▶ [DIRECTIONS FOR THIS TASK]:
Leave out the pictures; transcribe all else exactly.

▶ [SUPPLIED RECORDS]:
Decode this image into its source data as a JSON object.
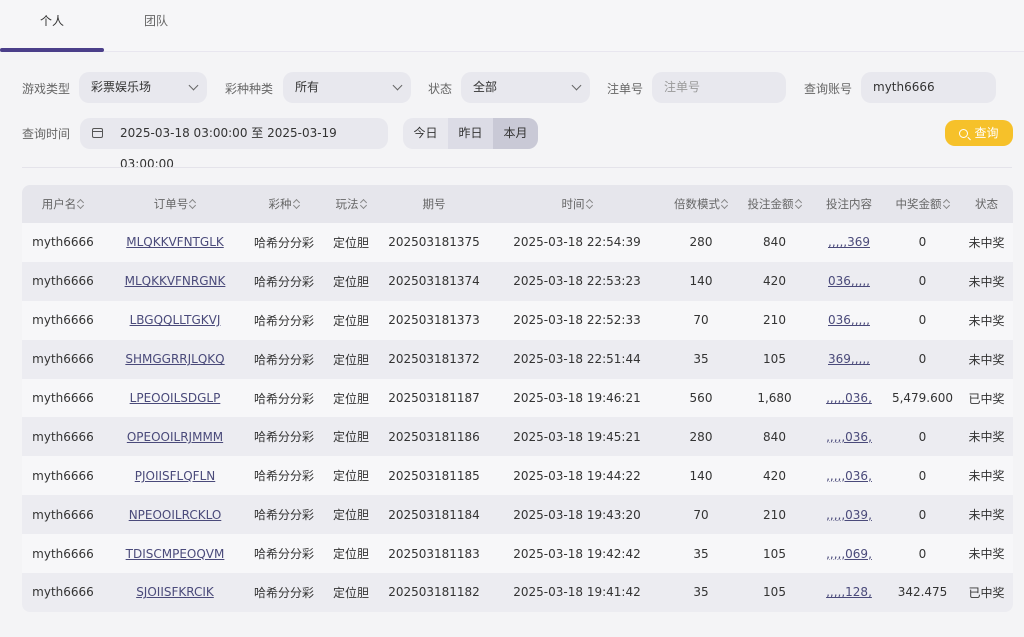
{
  "tabs": [
    {
      "label": "个人",
      "active": true
    },
    {
      "label": "团队",
      "active": false
    }
  ],
  "filters": {
    "game_type_label": "游戏类型",
    "game_type_value": "彩票娱乐场",
    "lottery_kind_label": "彩种种类",
    "lottery_kind_value": "所有",
    "status_label": "状态",
    "status_value": "全部",
    "order_no_label": "注单号",
    "order_no_placeholder": "注单号",
    "account_label": "查询账号",
    "account_value": "myth6666",
    "time_label": "查询时间",
    "time_range": "2025-03-18 03:00:00 至 2025-03-19 03:00:00",
    "range_buttons": [
      "今日",
      "昨日",
      "本月"
    ],
    "search_label": "查询"
  },
  "colors": {
    "accent": "#4b3f8a",
    "search_button": "#f6c12a"
  },
  "table": {
    "headers": [
      "用户名",
      "订单号",
      "彩种",
      "玩法",
      "期号",
      "时间",
      "倍数模式",
      "投注金额",
      "投注内容",
      "中奖金额",
      "状态"
    ],
    "rows": [
      [
        "myth6666",
        "MLQKKVFNTGLK",
        "哈希分分彩",
        "定位胆",
        "202503181375",
        "2025-03-18 22:54:39",
        "280",
        "840",
        ",,,,,369",
        "0",
        "未中奖"
      ],
      [
        "myth6666",
        "MLQKKVFNRGNK",
        "哈希分分彩",
        "定位胆",
        "202503181374",
        "2025-03-18 22:53:23",
        "140",
        "420",
        "036,,,,,",
        "0",
        "未中奖"
      ],
      [
        "myth6666",
        "LBGQQLLTGKVJ",
        "哈希分分彩",
        "定位胆",
        "202503181373",
        "2025-03-18 22:52:33",
        "70",
        "210",
        "036,,,,,",
        "0",
        "未中奖"
      ],
      [
        "myth6666",
        "SHMGGRRJLQKQ",
        "哈希分分彩",
        "定位胆",
        "202503181372",
        "2025-03-18 22:51:44",
        "35",
        "105",
        "369,,,,,",
        "0",
        "未中奖"
      ],
      [
        "myth6666",
        "LPEOOILSDGLP",
        "哈希分分彩",
        "定位胆",
        "202503181187",
        "2025-03-18 19:46:21",
        "560",
        "1,680",
        ",,,,,036,",
        "5,479.600",
        "已中奖"
      ],
      [
        "myth6666",
        "OPEOOILRJMMM",
        "哈希分分彩",
        "定位胆",
        "202503181186",
        "2025-03-18 19:45:21",
        "280",
        "840",
        ",,,,,036,",
        "0",
        "未中奖"
      ],
      [
        "myth6666",
        "PJOIISFLQFLN",
        "哈希分分彩",
        "定位胆",
        "202503181185",
        "2025-03-18 19:44:22",
        "140",
        "420",
        ",,,,,036,",
        "0",
        "未中奖"
      ],
      [
        "myth6666",
        "NPEOOILRCKLO",
        "哈希分分彩",
        "定位胆",
        "202503181184",
        "2025-03-18 19:43:20",
        "70",
        "210",
        ",,,,,039,",
        "0",
        "未中奖"
      ],
      [
        "myth6666",
        "TDISCMPEOQVM",
        "哈希分分彩",
        "定位胆",
        "202503181183",
        "2025-03-18 19:42:42",
        "35",
        "105",
        ",,,,,069,",
        "0",
        "未中奖"
      ],
      [
        "myth6666",
        "SJOIISFKRCIK",
        "哈希分分彩",
        "定位胆",
        "202503181182",
        "2025-03-18 19:41:42",
        "35",
        "105",
        ",,,,,128,",
        "342.475",
        "已中奖"
      ]
    ]
  }
}
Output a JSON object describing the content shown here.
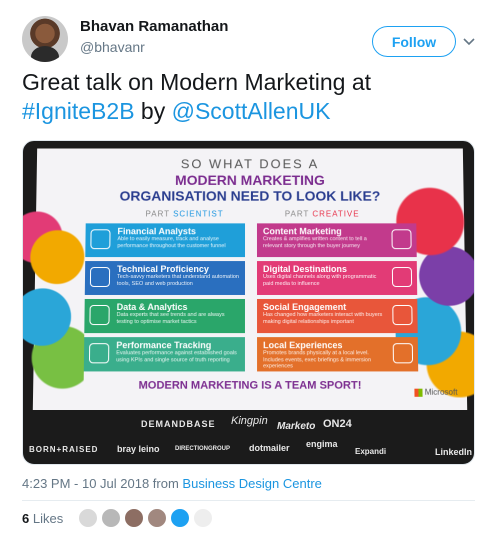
{
  "author": {
    "name": "Bhavan Ramanathan",
    "handle": "@bhavanr",
    "follow_label": "Follow"
  },
  "tweet": {
    "text_part1": "Great talk on Modern Marketing at ",
    "hashtag": "#IgniteB2B",
    "text_part2": " by ",
    "mention": "@ScottAllenUK"
  },
  "slide": {
    "question_line1": "SO WHAT DOES A",
    "question_line2": "MODERN MARKETING",
    "question_line3": "ORGANISATION NEED TO LOOK LIKE?",
    "part_left_prefix": "PART ",
    "part_left_word": "SCIENTIST",
    "part_right_prefix": "PART ",
    "part_right_word": "CREATIVE",
    "left_cards": [
      {
        "title": "Financial Analysts",
        "desc": "Able to easily measure, track and analyse performance throughout the customer funnel"
      },
      {
        "title": "Technical Proficiency",
        "desc": "Tech-savvy marketers that understand automation tools, SEO and web production"
      },
      {
        "title": "Data & Analytics",
        "desc": "Data experts that see trends and are always testing to optimise market tactics"
      },
      {
        "title": "Performance Tracking",
        "desc": "Evaluates performance against established goals using KPIs and single source of truth reporting"
      }
    ],
    "right_cards": [
      {
        "title": "Content Marketing",
        "desc": "Creates & amplifies written content to tell a relevant story through the buyer journey"
      },
      {
        "title": "Digital Destinations",
        "desc": "Uses digital channels along with programmatic paid media to influence"
      },
      {
        "title": "Social Engagement",
        "desc": "Has changed how marketers interact with buyers making digital relationships important"
      },
      {
        "title": "Local Experiences",
        "desc": "Promotes brands physically at a local level. Includes events, exec briefings & immersion experiences"
      }
    ],
    "footer": "MODERN MARKETING IS A TEAM SPORT!",
    "brand": "Microsoft"
  },
  "sponsors": [
    "DEMANDBASE",
    "Kingpin",
    "Marketo",
    "ON24",
    "BORN+RAISED",
    "bray leino",
    "DIRECTIONGROUP",
    "dotmailer",
    "engima",
    "Expandi",
    "LinkedIn"
  ],
  "meta": {
    "timestamp": "4:23 PM - 10 Jul 2018 from ",
    "source": "Business Design Centre"
  },
  "likes": {
    "count": "6",
    "label": " Likes"
  },
  "colors": {
    "link": "#1b95e0",
    "card_left": [
      "#1f9fd9",
      "#2a6fbf",
      "#2aa66a",
      "#3aae8c"
    ],
    "card_right": [
      "#c23a8c",
      "#e23b76",
      "#e8563a",
      "#e3702a"
    ]
  }
}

▶ [EXPECTED OUTPUT]:
Decode this image into its source data as a JSON object.
{
  "tabs": [
    {
      "label": "个人",
      "active": true
    },
    {
      "label": "团队",
      "active": false
    }
  ],
  "filters": {
    "game_type_label": "游戏类型",
    "game_type_value": "彩票娱乐场",
    "lottery_kind_label": "彩种种类",
    "lottery_kind_value": "所有",
    "status_label": "状态",
    "status_value": "全部",
    "order_no_label": "注单号",
    "order_no_placeholder": "注单号",
    "account_label": "查询账号",
    "account_value": "myth6666",
    "time_label": "查询时间",
    "time_range": "2025-03-18 03:00:00 至 2025-03-19 03:00:00",
    "range_buttons": [
      "今日",
      "昨日",
      "本月"
    ],
    "search_label": "查询"
  },
  "colors": {
    "accent": "#4b3f8a",
    "search_button": "#f6c12a"
  },
  "table": {
    "headers": [
      "用户名",
      "订单号",
      "彩种",
      "玩法",
      "期号",
      "时间",
      "倍数模式",
      "投注金额",
      "投注内容",
      "中奖金额",
      "状态"
    ],
    "rows": [
      [
        "myth6666",
        "MLQKKVFNTGLK",
        "哈希分分彩",
        "定位胆",
        "202503181375",
        "2025-03-18 22:54:39",
        "280",
        "840",
        ",,,,,369",
        "0",
        "未中奖"
      ],
      [
        "myth6666",
        "MLQKKVFNRGNK",
        "哈希分分彩",
        "定位胆",
        "202503181374",
        "2025-03-18 22:53:23",
        "140",
        "420",
        "036,,,,,",
        "0",
        "未中奖"
      ],
      [
        "myth6666",
        "LBGQQLLTGKVJ",
        "哈希分分彩",
        "定位胆",
        "202503181373",
        "2025-03-18 22:52:33",
        "70",
        "210",
        "036,,,,,",
        "0",
        "未中奖"
      ],
      [
        "myth6666",
        "SHMGGRRJLQKQ",
        "哈希分分彩",
        "定位胆",
        "202503181372",
        "2025-03-18 22:51:44",
        "35",
        "105",
        "369,,,,,",
        "0",
        "未中奖"
      ],
      [
        "myth6666",
        "LPEOOILSDGLP",
        "哈希分分彩",
        "定位胆",
        "202503181187",
        "2025-03-18 19:46:21",
        "560",
        "1,680",
        ",,,,,036,",
        "5,479.600",
        "已中奖"
      ],
      [
        "myth6666",
        "OPEOOILRJMMM",
        "哈希分分彩",
        "定位胆",
        "202503181186",
        "2025-03-18 19:45:21",
        "280",
        "840",
        ",,,,,036,",
        "0",
        "未中奖"
      ],
      [
        "myth6666",
        "PJOIISFLQFLN",
        "哈希分分彩",
        "定位胆",
        "202503181185",
        "2025-03-18 19:44:22",
        "140",
        "420",
        ",,,,,036,",
        "0",
        "未中奖"
      ],
      [
        "myth6666",
        "NPEOOILRCKLO",
        "哈希分分彩",
        "定位胆",
        "202503181184",
        "2025-03-18 19:43:20",
        "70",
        "210",
        ",,,,,039,",
        "0",
        "未中奖"
      ],
      [
        "myth6666",
        "TDISCMPEOQVM",
        "哈希分分彩",
        "定位胆",
        "202503181183",
        "2025-03-18 19:42:42",
        "35",
        "105",
        ",,,,,069,",
        "0",
        "未中奖"
      ],
      [
        "myth6666",
        "SJOIISFKRCIK",
        "哈希分分彩",
        "定位胆",
        "202503181182",
        "2025-03-18 19:41:42",
        "35",
        "105",
        ",,,,,128,",
        "342.475",
        "已中奖"
      ]
    ]
  }
}
Output a JSON object describing the content shown here.
{
  "author": {
    "name": "Bhavan Ramanathan",
    "handle": "@bhavanr",
    "follow_label": "Follow"
  },
  "tweet": {
    "text_part1": "Great talk on Modern Marketing at ",
    "hashtag": "#IgniteB2B",
    "text_part2": " by ",
    "mention": "@ScottAllenUK"
  },
  "slide": {
    "question_line1": "SO WHAT DOES A",
    "question_line2": "MODERN MARKETING",
    "question_line3": "ORGANISATION NEED TO LOOK LIKE?",
    "part_left_prefix": "PART ",
    "part_left_word": "SCIENTIST",
    "part_right_prefix": "PART ",
    "part_right_word": "CREATIVE",
    "left_cards": [
      {
        "title": "Financial Analysts",
        "desc": "Able to easily measure, track and analyse performance throughout the customer funnel"
      },
      {
        "title": "Technical Proficiency",
        "desc": "Tech-savvy marketers that understand automation tools, SEO and web production"
      },
      {
        "title": "Data & Analytics",
        "desc": "Data experts that see trends and are always testing to optimise market tactics"
      },
      {
        "title": "Performance Tracking",
        "desc": "Evaluates performance against established goals using KPIs and single source of truth reporting"
      }
    ],
    "right_cards": [
      {
        "title": "Content Marketing",
        "desc": "Creates & amplifies written content to tell a relevant story through the buyer journey"
      },
      {
        "title": "Digital Destinations",
        "desc": "Uses digital channels along with programmatic paid media to influence"
      },
      {
        "title": "Social Engagement",
        "desc": "Has changed how marketers interact with buyers making digital relationships important"
      },
      {
        "title": "Local Experiences",
        "desc": "Promotes brands physically at a local level. Includes events, exec briefings & immersion experiences"
      }
    ],
    "footer": "MODERN MARKETING IS A TEAM SPORT!",
    "brand": "Microsoft"
  },
  "sponsors": [
    "DEMANDBASE",
    "Kingpin",
    "Marketo",
    "ON24",
    "BORN+RAISED",
    "bray leino",
    "DIRECTIONGROUP",
    "dotmailer",
    "engima",
    "Expandi",
    "LinkedIn"
  ],
  "meta": {
    "timestamp": "4:23 PM - 10 Jul 2018 from ",
    "source": "Business Design Centre"
  },
  "likes": {
    "count": "6",
    "label": " Likes"
  },
  "colors": {
    "link": "#1b95e0",
    "card_left": [
      "#1f9fd9",
      "#2a6fbf",
      "#2aa66a",
      "#3aae8c"
    ],
    "card_right": [
      "#c23a8c",
      "#e23b76",
      "#e8563a",
      "#e3702a"
    ]
  }
}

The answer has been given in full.